- REQUIREMENT
Examine the records and identify each line that includes the string "weitere". Copy those lines.

- EXERCISE INPUTS
## START

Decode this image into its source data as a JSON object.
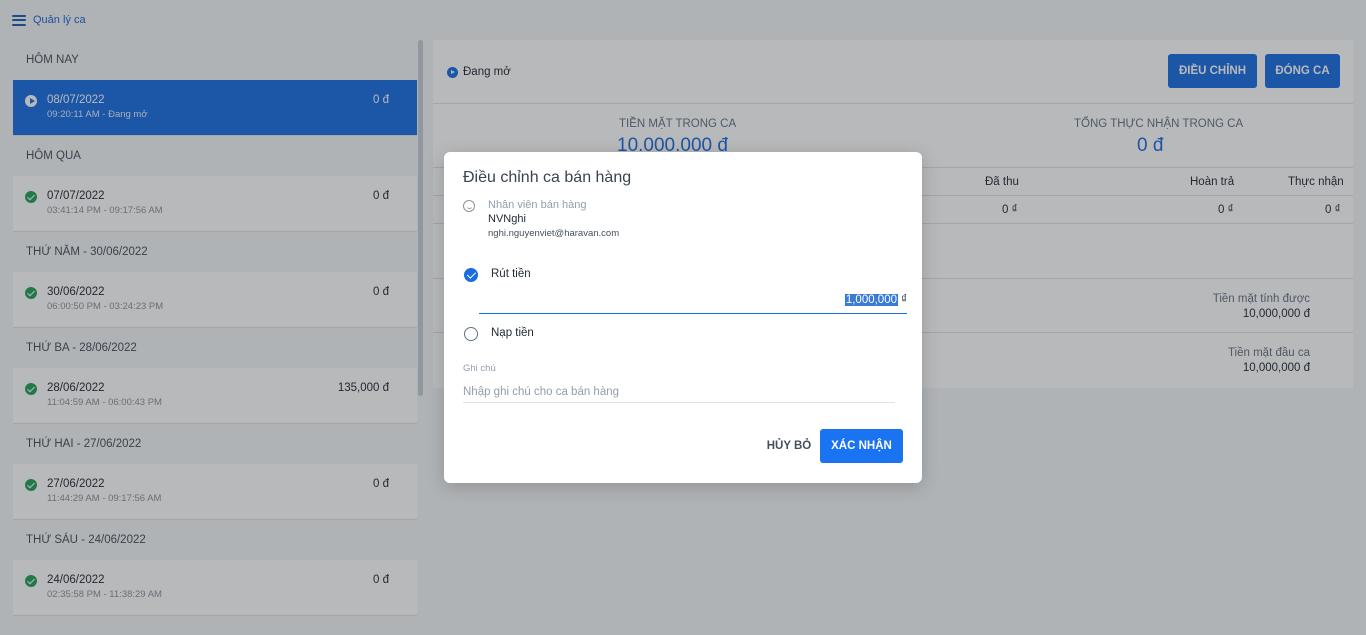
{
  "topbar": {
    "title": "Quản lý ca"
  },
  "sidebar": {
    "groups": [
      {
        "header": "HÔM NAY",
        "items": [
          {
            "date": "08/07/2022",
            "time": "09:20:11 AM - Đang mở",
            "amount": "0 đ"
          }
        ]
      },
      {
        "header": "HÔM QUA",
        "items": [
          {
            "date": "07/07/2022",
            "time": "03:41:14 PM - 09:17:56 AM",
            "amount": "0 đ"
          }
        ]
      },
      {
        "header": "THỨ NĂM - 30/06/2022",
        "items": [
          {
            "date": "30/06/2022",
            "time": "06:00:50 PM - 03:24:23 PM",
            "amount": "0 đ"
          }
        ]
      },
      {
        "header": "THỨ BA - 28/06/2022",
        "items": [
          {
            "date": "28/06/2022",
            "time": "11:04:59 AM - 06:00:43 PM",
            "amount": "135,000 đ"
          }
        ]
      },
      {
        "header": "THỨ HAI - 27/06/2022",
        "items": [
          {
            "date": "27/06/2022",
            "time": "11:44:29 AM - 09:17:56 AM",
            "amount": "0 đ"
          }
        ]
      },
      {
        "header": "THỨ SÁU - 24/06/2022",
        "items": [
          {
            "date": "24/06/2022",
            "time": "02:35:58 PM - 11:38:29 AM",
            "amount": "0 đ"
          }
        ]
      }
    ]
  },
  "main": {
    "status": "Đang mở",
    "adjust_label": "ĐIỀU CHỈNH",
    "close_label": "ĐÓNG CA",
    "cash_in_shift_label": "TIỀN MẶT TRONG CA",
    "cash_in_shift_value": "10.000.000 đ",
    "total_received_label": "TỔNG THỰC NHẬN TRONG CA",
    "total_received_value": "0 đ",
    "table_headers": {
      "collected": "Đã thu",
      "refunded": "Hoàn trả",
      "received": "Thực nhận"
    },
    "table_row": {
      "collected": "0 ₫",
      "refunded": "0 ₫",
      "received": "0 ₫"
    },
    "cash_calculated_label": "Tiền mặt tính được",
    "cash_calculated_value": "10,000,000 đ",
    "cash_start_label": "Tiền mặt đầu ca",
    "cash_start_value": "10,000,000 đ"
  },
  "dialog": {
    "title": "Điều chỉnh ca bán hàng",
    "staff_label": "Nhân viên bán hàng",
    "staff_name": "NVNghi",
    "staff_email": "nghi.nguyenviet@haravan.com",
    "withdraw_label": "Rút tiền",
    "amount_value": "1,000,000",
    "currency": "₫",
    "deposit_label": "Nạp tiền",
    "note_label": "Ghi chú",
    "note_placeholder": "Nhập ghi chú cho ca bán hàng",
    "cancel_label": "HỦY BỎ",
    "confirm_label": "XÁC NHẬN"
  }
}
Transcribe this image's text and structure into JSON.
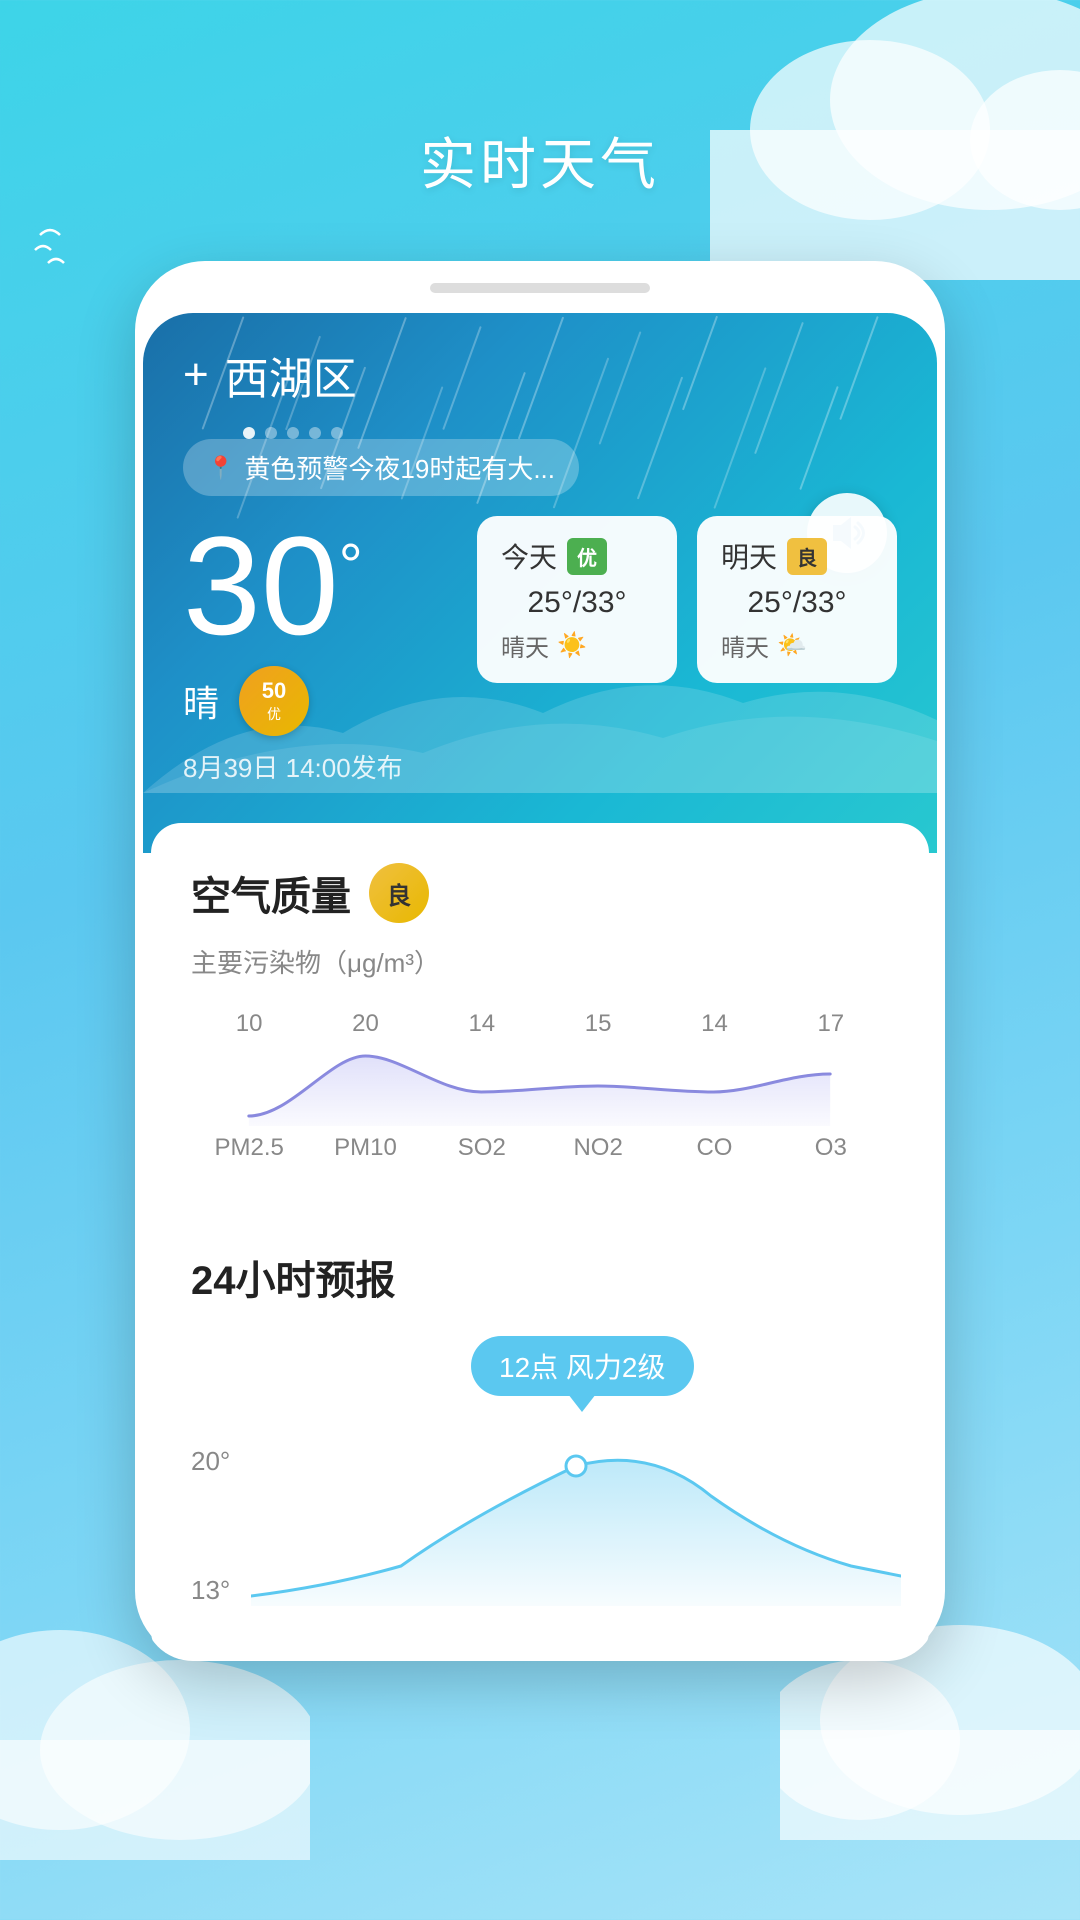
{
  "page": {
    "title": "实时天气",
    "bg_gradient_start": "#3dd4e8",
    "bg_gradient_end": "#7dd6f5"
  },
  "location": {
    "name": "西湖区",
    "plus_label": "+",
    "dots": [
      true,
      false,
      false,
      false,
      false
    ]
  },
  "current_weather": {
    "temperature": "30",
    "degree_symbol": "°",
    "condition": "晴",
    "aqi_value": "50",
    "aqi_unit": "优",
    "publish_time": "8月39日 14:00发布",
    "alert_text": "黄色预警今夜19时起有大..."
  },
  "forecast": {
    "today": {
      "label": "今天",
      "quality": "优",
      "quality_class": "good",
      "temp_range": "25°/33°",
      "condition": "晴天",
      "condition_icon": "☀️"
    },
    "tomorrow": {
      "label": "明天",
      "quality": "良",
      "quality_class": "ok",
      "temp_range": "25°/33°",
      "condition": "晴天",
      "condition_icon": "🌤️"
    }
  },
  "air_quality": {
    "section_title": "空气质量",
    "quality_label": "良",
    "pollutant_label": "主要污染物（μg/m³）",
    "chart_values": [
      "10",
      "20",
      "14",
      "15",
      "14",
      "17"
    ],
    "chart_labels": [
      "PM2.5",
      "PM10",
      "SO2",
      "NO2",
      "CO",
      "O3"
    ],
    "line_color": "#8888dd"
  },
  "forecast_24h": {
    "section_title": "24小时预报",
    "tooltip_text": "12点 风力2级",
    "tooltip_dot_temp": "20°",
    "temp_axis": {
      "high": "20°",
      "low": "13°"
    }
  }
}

## END
## START

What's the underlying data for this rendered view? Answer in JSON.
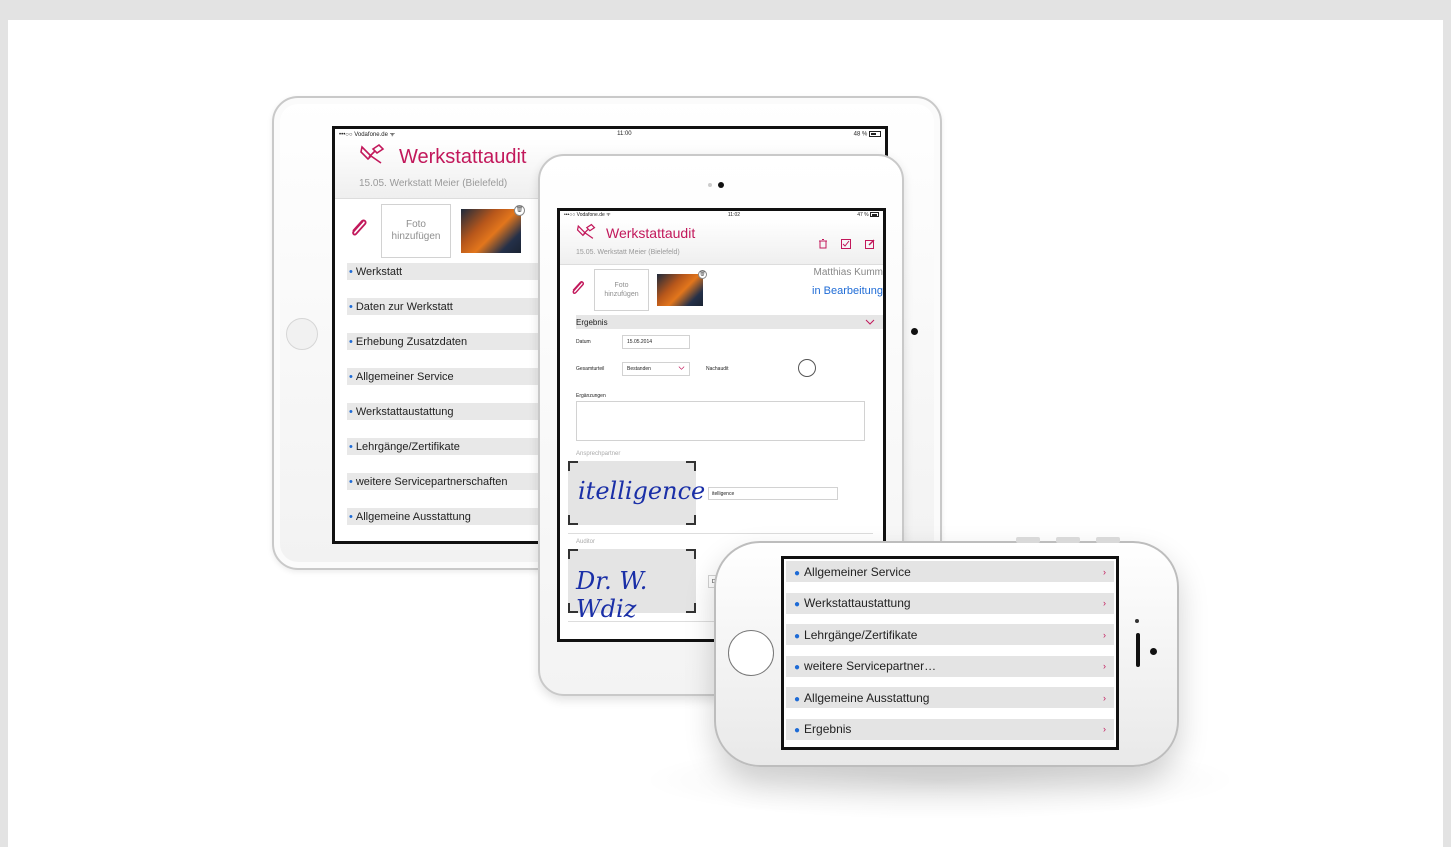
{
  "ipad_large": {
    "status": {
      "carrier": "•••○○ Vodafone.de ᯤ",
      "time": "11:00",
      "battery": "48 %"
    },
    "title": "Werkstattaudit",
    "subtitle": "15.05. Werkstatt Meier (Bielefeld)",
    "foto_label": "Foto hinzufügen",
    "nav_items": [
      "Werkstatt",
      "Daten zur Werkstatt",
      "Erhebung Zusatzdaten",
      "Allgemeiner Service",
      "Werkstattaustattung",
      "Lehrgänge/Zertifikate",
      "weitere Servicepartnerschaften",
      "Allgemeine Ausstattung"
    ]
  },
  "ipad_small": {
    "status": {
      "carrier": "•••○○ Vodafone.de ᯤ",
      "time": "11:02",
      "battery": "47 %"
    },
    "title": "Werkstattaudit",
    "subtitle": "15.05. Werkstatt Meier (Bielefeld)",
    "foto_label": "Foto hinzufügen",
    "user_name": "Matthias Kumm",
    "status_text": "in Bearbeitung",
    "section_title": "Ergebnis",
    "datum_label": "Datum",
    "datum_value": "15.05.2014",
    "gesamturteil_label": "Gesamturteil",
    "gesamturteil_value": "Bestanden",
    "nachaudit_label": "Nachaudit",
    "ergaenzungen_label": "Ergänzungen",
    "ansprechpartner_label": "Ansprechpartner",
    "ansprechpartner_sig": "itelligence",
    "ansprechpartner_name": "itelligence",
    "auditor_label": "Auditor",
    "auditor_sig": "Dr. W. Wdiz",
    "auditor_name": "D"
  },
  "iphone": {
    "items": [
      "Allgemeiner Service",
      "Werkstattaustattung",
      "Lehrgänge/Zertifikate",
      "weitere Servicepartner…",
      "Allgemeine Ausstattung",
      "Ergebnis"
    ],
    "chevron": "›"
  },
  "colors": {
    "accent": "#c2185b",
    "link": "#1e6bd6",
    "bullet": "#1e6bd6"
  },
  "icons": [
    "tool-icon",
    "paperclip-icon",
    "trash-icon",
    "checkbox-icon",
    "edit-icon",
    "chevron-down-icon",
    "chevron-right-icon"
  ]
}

## END

- OUTPUT OF THE TASK
      "weitere Servicepartnerschaften",
      "weitere Servicepartner…",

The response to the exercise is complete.